=== Given instruction ===
What follows is a block of records; restate each one word for word.

## start Data for this task

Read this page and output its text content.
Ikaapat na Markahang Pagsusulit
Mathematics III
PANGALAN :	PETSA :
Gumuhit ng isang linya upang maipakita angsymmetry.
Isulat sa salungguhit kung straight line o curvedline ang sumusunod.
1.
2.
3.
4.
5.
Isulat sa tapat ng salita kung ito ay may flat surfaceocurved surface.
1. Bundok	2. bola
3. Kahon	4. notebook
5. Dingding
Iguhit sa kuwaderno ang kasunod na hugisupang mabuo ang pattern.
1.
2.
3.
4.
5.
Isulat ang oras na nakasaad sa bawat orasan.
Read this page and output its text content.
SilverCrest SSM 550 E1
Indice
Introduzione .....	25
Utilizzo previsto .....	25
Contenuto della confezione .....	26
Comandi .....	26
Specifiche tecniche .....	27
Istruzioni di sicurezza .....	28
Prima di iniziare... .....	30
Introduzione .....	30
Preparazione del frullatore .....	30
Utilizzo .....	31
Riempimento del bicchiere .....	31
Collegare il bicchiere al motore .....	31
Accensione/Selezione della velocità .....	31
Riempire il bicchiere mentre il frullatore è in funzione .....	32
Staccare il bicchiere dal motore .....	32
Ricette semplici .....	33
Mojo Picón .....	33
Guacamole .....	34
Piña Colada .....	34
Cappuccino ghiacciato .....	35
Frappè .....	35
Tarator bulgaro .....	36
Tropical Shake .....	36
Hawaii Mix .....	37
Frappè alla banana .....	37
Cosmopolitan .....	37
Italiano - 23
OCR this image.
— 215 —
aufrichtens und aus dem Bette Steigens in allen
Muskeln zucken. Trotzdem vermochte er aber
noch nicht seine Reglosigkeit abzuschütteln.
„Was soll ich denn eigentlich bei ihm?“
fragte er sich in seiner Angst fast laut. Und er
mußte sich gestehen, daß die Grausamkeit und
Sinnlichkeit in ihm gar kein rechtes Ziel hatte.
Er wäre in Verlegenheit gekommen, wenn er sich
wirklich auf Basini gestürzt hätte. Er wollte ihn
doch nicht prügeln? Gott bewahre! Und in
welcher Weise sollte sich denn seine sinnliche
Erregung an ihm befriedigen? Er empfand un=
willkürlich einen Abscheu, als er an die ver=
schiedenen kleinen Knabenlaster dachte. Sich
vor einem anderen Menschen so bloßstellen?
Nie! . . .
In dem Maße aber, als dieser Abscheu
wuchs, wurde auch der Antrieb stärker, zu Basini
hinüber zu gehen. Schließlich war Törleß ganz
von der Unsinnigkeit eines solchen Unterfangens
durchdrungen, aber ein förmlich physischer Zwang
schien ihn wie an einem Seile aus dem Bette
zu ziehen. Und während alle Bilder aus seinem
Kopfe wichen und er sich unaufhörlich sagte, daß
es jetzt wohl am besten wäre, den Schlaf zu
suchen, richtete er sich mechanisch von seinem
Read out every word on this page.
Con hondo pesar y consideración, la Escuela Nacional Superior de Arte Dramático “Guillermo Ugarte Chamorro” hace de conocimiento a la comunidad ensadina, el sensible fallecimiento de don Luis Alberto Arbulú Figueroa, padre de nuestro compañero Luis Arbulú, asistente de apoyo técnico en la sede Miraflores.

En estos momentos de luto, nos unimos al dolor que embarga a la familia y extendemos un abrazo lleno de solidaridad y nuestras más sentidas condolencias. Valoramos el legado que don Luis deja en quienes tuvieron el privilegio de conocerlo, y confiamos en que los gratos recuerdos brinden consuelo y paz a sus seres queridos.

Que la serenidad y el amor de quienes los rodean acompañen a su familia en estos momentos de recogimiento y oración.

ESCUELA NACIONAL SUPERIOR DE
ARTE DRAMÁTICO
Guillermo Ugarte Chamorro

## end Data for this task

=== Solution for this problem ===
Read this page and output its text content.
Ikaapat na Markahang Pagsusulit
Mathematics III
PANGALAN :	PETSA :
Gumuhit ng isang linya upang maipakita angsymmetry.
Isulat sa salungguhit kung straight line o curvedline ang sumusunod.
1.
2.
3.
4.
5.
Isulat sa tapat ng salita kung ito ay may flat surfaceocurved surface.
1. Bundok	2. bola
3. Kahon	4. notebook
5. Dingding
Iguhit sa kuwaderno ang kasunod na hugisupang mabuo ang pattern.
1.
2.
3.
4.
5.
Isulat ang oras na nakasaad sa bawat orasan.
Read this page and output its text content.
SilverCrest SSM 550 E1
Indice
Introduzione .....	25
Utilizzo previsto .....	25
Contenuto della confezione .....	26
Comandi .....	26
Specifiche tecniche .....	27
Istruzioni di sicurezza .....	28
Prima di iniziare... .....	30
Introduzione .....	30
Preparazione del frullatore .....	30
Utilizzo .....	31
Riempimento del bicchiere .....	31
Collegare il bicchiere al motore .....	31
Accensione/Selezione della velocità .....	31
Riempire il bicchiere mentre il frullatore è in funzione .....	32
Staccare il bicchiere dal motore .....	32
Ricette semplici .....	33
Mojo Picón .....	33
Guacamole .....	34
Piña Colada .....	34
Cappuccino ghiacciato .....	35
Frappè .....	35
Tarator bulgaro .....	36
Tropical Shake .....	36
Hawaii Mix .....	37
Frappè alla banana .....	37
Cosmopolitan .....	37
Italiano - 23
OCR this image.
— 215 —
aufrichtens und aus dem Bette Steigens in allen
Muskeln zucken. Trotzdem vermochte er aber
noch nicht seine Reglosigkeit abzuschütteln.
„Was soll ich denn eigentlich bei ihm?“
fragte er sich in seiner Angst fast laut. Und er
mußte sich gestehen, daß die Grausamkeit und
Sinnlichkeit in ihm gar kein rechtes Ziel hatte.
Er wäre in Verlegenheit gekommen, wenn er sich
wirklich auf Basini gestürzt hätte. Er wollte ihn
doch nicht prügeln? Gott bewahre! Und in
welcher Weise sollte sich denn seine sinnliche
Erregung an ihm befriedigen? Er empfand un=
willkürlich einen Abscheu, als er an die ver=
schiedenen kleinen Knabenlaster dachte. Sich
vor einem anderen Menschen so bloßstellen?
Nie! . . .
In dem Maße aber, als dieser Abscheu
wuchs, wurde auch der Antrieb stärker, zu Basini
hinüber zu gehen. Schließlich war Törleß ganz
von der Unsinnigkeit eines solchen Unterfangens
durchdrungen, aber ein förmlich physischer Zwang
schien ihn wie an einem Seile aus dem Bette
zu ziehen. Und während alle Bilder aus seinem
Kopfe wichen und er sich unaufhörlich sagte, daß
es jetzt wohl am besten wäre, den Schlaf zu
suchen, richtete er sich mechanisch von seinem
Read out every word on this page.
Con hondo pesar y consideración, la Escuela Nacional Superior de Arte Dramático “Guillermo Ugarte Chamorro” hace de conocimiento a la comunidad ensadina, el sensible fallecimiento de don Luis Alberto Arbulú Figueroa, padre de nuestro compañero Luis Arbulú, asistente de apoyo técnico en la sede Miraflores.

En estos momentos de luto, nos unimos al dolor que embarga a la familia y extendemos un abrazo lleno de solidaridad y nuestras más sentidas condolencias. Valoramos el legado que don Luis deja en quienes tuvieron el privilegio de conocerlo, y confiamos en que los gratos recuerdos brinden consuelo y paz a sus seres queridos.

Que la serenidad y el amor de quienes los rodean acompañen a su familia en estos momentos de recogimiento y oración.

ESCUELA NACIONAL SUPERIOR DE
ARTE DRAMÁTICO
Guillermo Ugarte Chamorro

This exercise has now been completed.